*Task objective*
Give every entry again, unchanged, and leave its images out.

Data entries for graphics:
** Begin **

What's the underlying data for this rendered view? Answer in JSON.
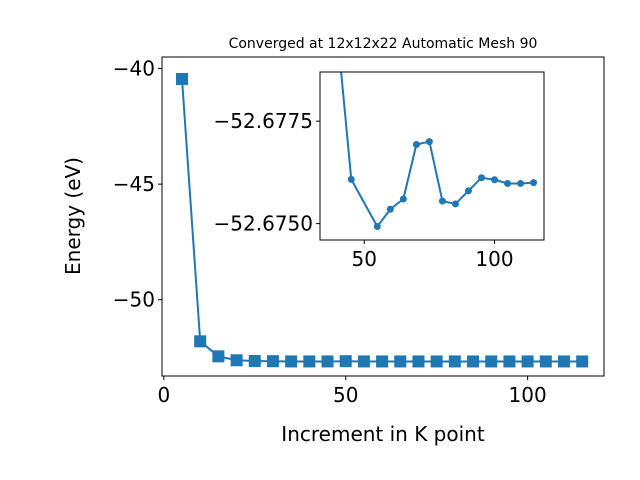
{
  "chart_data": {
    "type": "line",
    "title": "Converged at 12x12x22 Automatic Mesh 90",
    "xlabel": "Increment in K point",
    "ylabel": "Energy (eV)",
    "color": "#1f77b4",
    "main": {
      "xlim": [
        -0.5,
        121
      ],
      "ylim": [
        -53.3,
        -39.5
      ],
      "xticks": [
        0,
        50,
        100
      ],
      "yticks": [
        -40,
        -45,
        -50
      ],
      "xtick_labels": [
        "0",
        "50",
        "100"
      ],
      "ytick_labels": [
        "−40",
        "−45",
        "−50"
      ],
      "marker": "square",
      "x": [
        5,
        10,
        15,
        20,
        25,
        30,
        35,
        40,
        45,
        50,
        55,
        60,
        65,
        70,
        75,
        80,
        85,
        90,
        95,
        100,
        105,
        110,
        115
      ],
      "y": [
        -40.45,
        -51.8,
        -52.45,
        -52.62,
        -52.65,
        -52.66,
        -52.67,
        -52.67,
        -52.67,
        -52.66,
        -52.67,
        -52.67,
        -52.67,
        -52.67,
        -52.67,
        -52.67,
        -52.67,
        -52.67,
        -52.67,
        -52.67,
        -52.67,
        -52.67,
        -52.67
      ]
    },
    "inset": {
      "xlim": [
        33,
        119
      ],
      "ylim": [
        -52.6746,
        -52.6787
      ],
      "xticks": [
        50,
        100
      ],
      "yticks": [
        -52.6775,
        -52.675
      ],
      "xtick_labels": [
        "50",
        "100"
      ],
      "ytick_labels": [
        "−52.6775",
        "−52.6750"
      ],
      "marker": "circle",
      "x": [
        40,
        45,
        55,
        60,
        65,
        70,
        75,
        80,
        85,
        90,
        95,
        100,
        105,
        110,
        115
      ],
      "y": [
        -52.67945,
        -52.67608,
        -52.67493,
        -52.67535,
        -52.6756,
        -52.67693,
        -52.677,
        -52.67555,
        -52.67548,
        -52.6758,
        -52.67612,
        -52.67607,
        -52.67598,
        -52.67598,
        -52.676
      ]
    }
  }
}
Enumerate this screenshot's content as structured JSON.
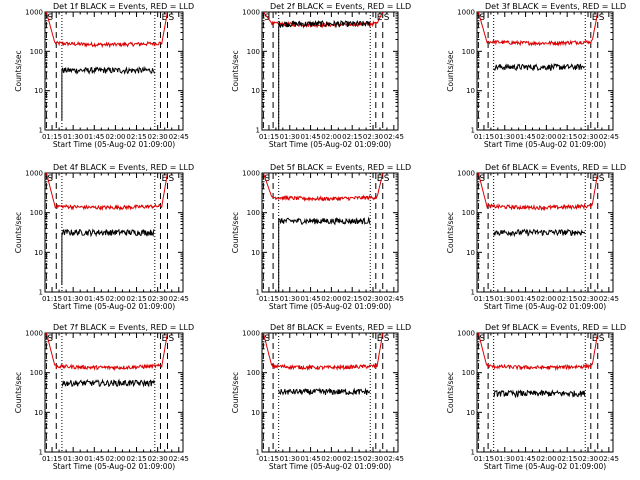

** End **

*Expected answer*
What's the underlying data for this rendered view? Answer in JSON.
{
  "chart_data": {
    "type": "line",
    "title": "Converged at 12x12x22 Automatic Mesh 90",
    "xlabel": "Increment in K point",
    "ylabel": "Energy (eV)",
    "color": "#1f77b4",
    "main": {
      "xlim": [
        -0.5,
        121
      ],
      "ylim": [
        -53.3,
        -39.5
      ],
      "xticks": [
        0,
        50,
        100
      ],
      "yticks": [
        -40,
        -45,
        -50
      ],
      "xtick_labels": [
        "0",
        "50",
        "100"
      ],
      "ytick_labels": [
        "−40",
        "−45",
        "−50"
      ],
      "marker": "square",
      "x": [
        5,
        10,
        15,
        20,
        25,
        30,
        35,
        40,
        45,
        50,
        55,
        60,
        65,
        70,
        75,
        80,
        85,
        90,
        95,
        100,
        105,
        110,
        115
      ],
      "y": [
        -40.45,
        -51.8,
        -52.45,
        -52.62,
        -52.65,
        -52.66,
        -52.67,
        -52.67,
        -52.67,
        -52.66,
        -52.67,
        -52.67,
        -52.67,
        -52.67,
        -52.67,
        -52.67,
        -52.67,
        -52.67,
        -52.67,
        -52.67,
        -52.67,
        -52.67,
        -52.67
      ]
    },
    "inset": {
      "xlim": [
        33,
        119
      ],
      "ylim": [
        -52.6746,
        -52.6787
      ],
      "xticks": [
        50,
        100
      ],
      "yticks": [
        -52.6775,
        -52.675
      ],
      "xtick_labels": [
        "50",
        "100"
      ],
      "ytick_labels": [
        "−52.6775",
        "−52.6750"
      ],
      "marker": "circle",
      "x": [
        40,
        45,
        55,
        60,
        65,
        70,
        75,
        80,
        85,
        90,
        95,
        100,
        105,
        110,
        115
      ],
      "y": [
        -52.67945,
        -52.67608,
        -52.67493,
        -52.67535,
        -52.6756,
        -52.67693,
        -52.677,
        -52.67555,
        -52.67548,
        -52.6758,
        -52.67612,
        -52.67607,
        -52.67598,
        -52.67598,
        -52.676
      ]
    }
  }
}
Enumerate this screenshot's content as structured JSON.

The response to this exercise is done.